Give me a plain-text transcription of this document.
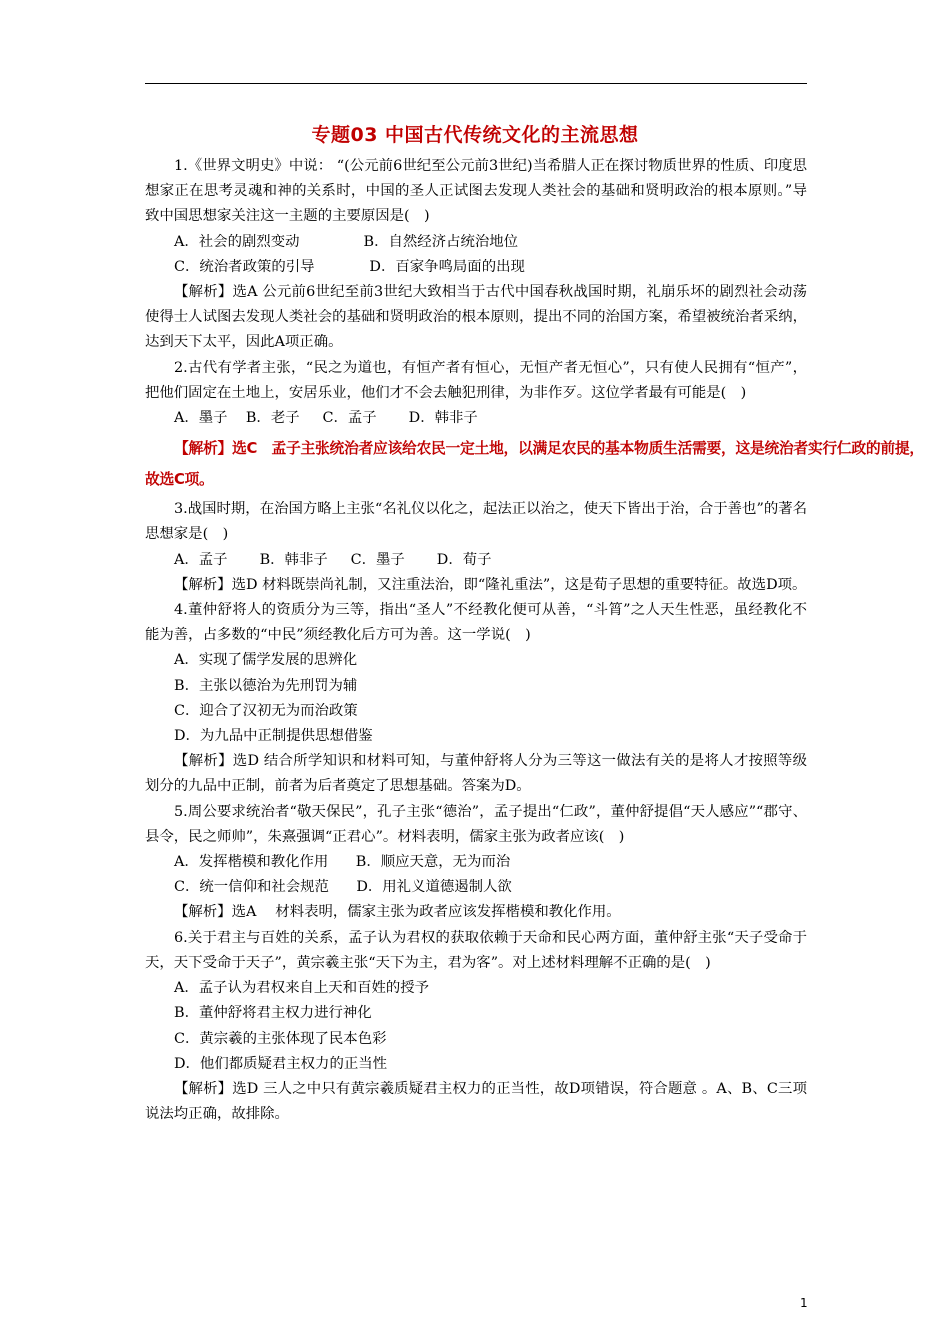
专题03 中国古代传统文化的主流思想

1.《世界文明史》中说： “(公元前6世纪至公元前3世纪)当希腊人正在探讨物质世界的性质、印度思想家正在思考灵魂和神的关系时，中国的圣人正试图去发现人类社会的基础和贤明政治的根本原则。”导致中国思想家关注这一主题的主要原因是(　)

A．社会的剧烈变动              B．自然经济占统治地位

C．统治者政策的引导            D．百家争鸣局面的出现

【解析】选A 公元前6世纪至前3世纪大致相当于古代中国春秋战国时期，礼崩乐坏的剧烈社会动荡使得士人试图去发现人类社会的基础和贤明政治的根本原则，提出不同的治国方案，希望被统治者采纳，达到天下太平，因此A项正确。

2.古代有学者主张，“民之为道也，有恒产者有恒心，无恒产者无恒心”，只有使人民拥有“恒产”，把他们固定在土地上，安居乐业，他们才不会去触犯刑律，为非作歹。这位学者最有可能是(　)

A．墨子    B．老子     C．孟子       D．韩非子

【解析】选C　孟子主张统治者应该给农民一定土地，以满足农民的基本物质生活需要，这是统治者实行仁政的前提，故选C项。

3.战国时期，在治国方略上主张“名礼仪以化之，起法正以治之，使天下皆出于治，合于善也”的著名思想家是(　)

A．孟子       B．韩非子     C．墨子       D．荀子

【解析】选D 材料既崇尚礼制，又注重法治，即“隆礼重法”，这是荀子思想的重要特征。故选D项。

4.董仲舒将人的资质分为三等，指出“圣人”不经教化便可从善，“斗筲”之人天生性恶，虽经教化不能为善，占多数的“中民”须经教化后方可为善。这一学说(　)

A．实现了儒学发展的思辨化

B．主张以德治为先刑罚为辅

C．迎合了汉初无为而治政策

D．为九品中正制提供思想借鉴

【解析】选D 结合所学知识和材料可知，与董仲舒将人分为三等这一做法有关的是将人才按照等级划分的九品中正制，前者为后者奠定了思想基础。答案为D。

5.周公要求统治者“敬天保民”，孔子主张“德治”，孟子提出“仁政”，董仲舒提倡“天人感应”“郡守、县令，民之师帅”，朱熹强调“正君心”。材料表明，儒家主张为政者应该(　)

A．发挥楷模和教化作用      B．顺应天意，无为而治

C．统一信仰和社会规范      D．用礼义道德遏制人欲

【解析】选A　 材料表明，儒家主张为政者应该发挥楷模和教化作用。

6.关于君主与百姓的关系，孟子认为君权的获取依赖于天命和民心两方面，董仲舒主张“天子受命于天，天下受命于天子”，黄宗羲主张“天下为主，君为客”。对上述材料理解不正确的是(　)

A．孟子认为君权来自上天和百姓的授予

B．董仲舒将君主权力进行神化

C．黄宗羲的主张体现了民本色彩

D．他们都质疑君主权力的正当性

【解析】选D 三人之中只有黄宗羲质疑君主权力的正当性，故D项错误，符合题意 。A、B、C三项说法均正确，故排除。

1
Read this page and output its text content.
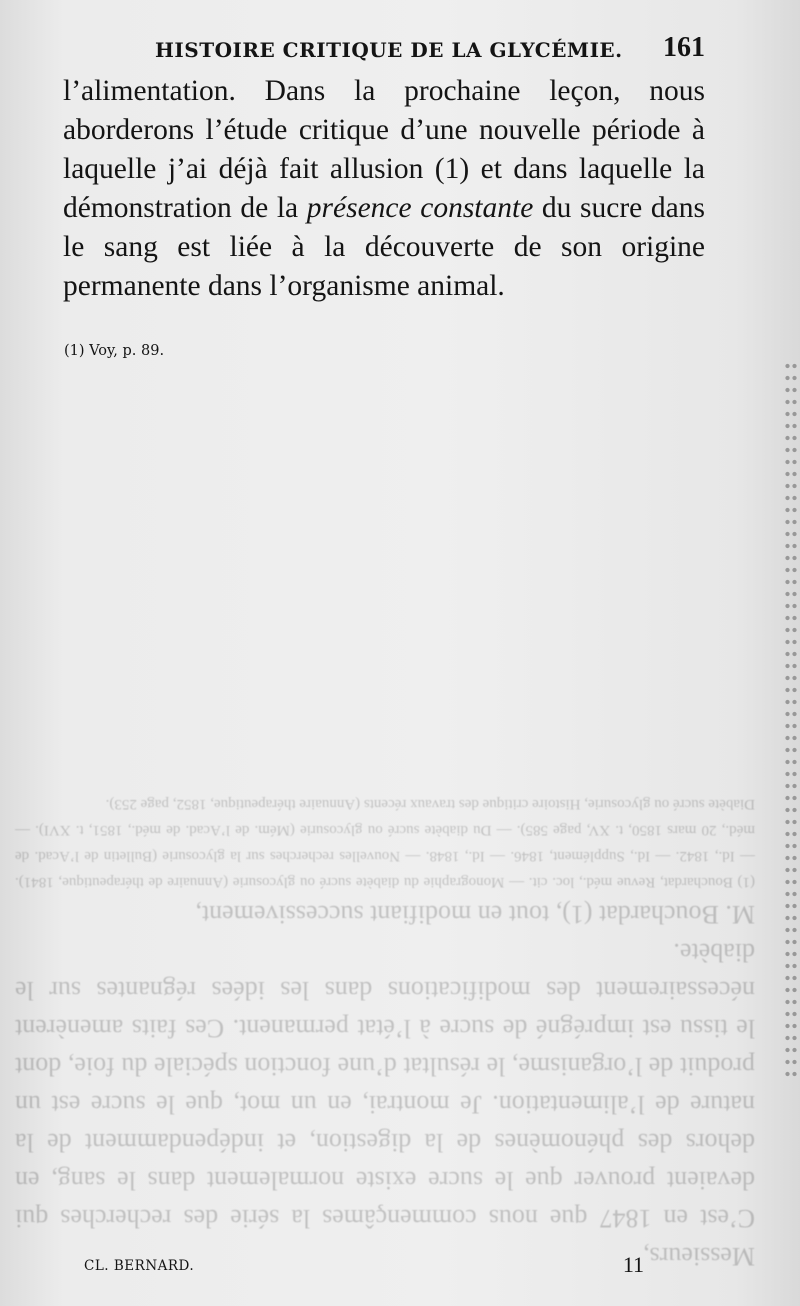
Messieurs,

C’est en 1847 que nous commençâmes la série des recherches qui devaient prouver que le sucre existe normalement dans le sang, en dehors des phénomènes de la digestion, et indépendamment de la nature de l’alimentation. Je montrai, en un mot, que le sucre est un produit de l’organisme, le résultat d’une fonction spéciale du foie, dont le tissu est imprégné de sucre à l’état permanent. Ces faits amenèrent nécessairement des modifications dans les idées régnantes sur le diabète.

M. Bouchardat (1), tout en modifiant successivement,

(1) Bouchardat, Revue méd., loc. cit. — Monographie du diabète sucré ou glycosurie (Annuaire de thérapeutique, 1841). — Id., 1842. — Id., Supplément, 1846. — Id., 1848. — Nouvelles recherches sur la glycosurie (Bulletin de l’Acad. de méd., 20 mars 1850, t. XV, page 585). — Du diabète sucré ou glycosurie (Mém. de l’Acad. de méd., 1851, t. XVI). — Diabète sucré ou glycosurie, Histoire critique des travaux récents (Annuaire thérapeutique, 1852, page 253).

HISTOIRE CRITIQUE DE LA GLYCÉMIE. 161

l’alimentation. Dans la prochaine leçon, nous aborderons l’étude critique d’une nouvelle période à laquelle j’ai déjà fait allusion (1) et dans laquelle la démonstration de la présence constante du sucre dans le sang est liée à la découverte de son origine permanente dans l’organisme animal.

(1) Voy, p. 89.
CL. BERNARD.	11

····················

# [TASK STATEMENT]
Beginning at the line with "Read this page and output its text content." and ending at the last line of the listing above, retype each line exactly, including those two lines. Leave the pictures out.

# [THE COMPLETED TASK]
Read this page and output its text content.
Messieurs,

C’est en 1847 que nous commençâmes la série des recherches qui devaient prouver que le sucre existe normalement dans le sang, en dehors des phénomènes de la digestion, et indépendamment de la nature de l’alimentation. Je montrai, en un mot, que le sucre est un produit de l’organisme, le résultat d’une fonction spéciale du foie, dont le tissu est imprégné de sucre à l’état permanent. Ces faits amenèrent nécessairement des modifications dans les idées régnantes sur le diabète.

M. Bouchardat (1), tout en modifiant successivement,

(1) Bouchardat, Revue méd., loc. cit. — Monographie du diabète sucré ou glycosurie (Annuaire de thérapeutique, 1841). — Id., 1842. — Id., Supplément, 1846. — Id., 1848. — Nouvelles recherches sur la glycosurie (Bulletin de l’Acad. de méd., 20 mars 1850, t. XV, page 585). — Du diabète sucré ou glycosurie (Mém. de l’Acad. de méd., 1851, t. XVI). — Diabète sucré ou glycosurie, Histoire critique des travaux récents (Annuaire thérapeutique, 1852, page 253).

HISTOIRE CRITIQUE DE LA GLYCÉMIE. 161

l’alimentation. Dans la prochaine leçon, nous aborderons l’étude critique d’une nouvelle période à laquelle j’ai déjà fait allusion (1) et dans laquelle la démonstration de la présence constante du sucre dans le sang est liée à la découverte de son origine permanente dans l’organisme animal.

(1) Voy, p. 89.
CL. BERNARD.	11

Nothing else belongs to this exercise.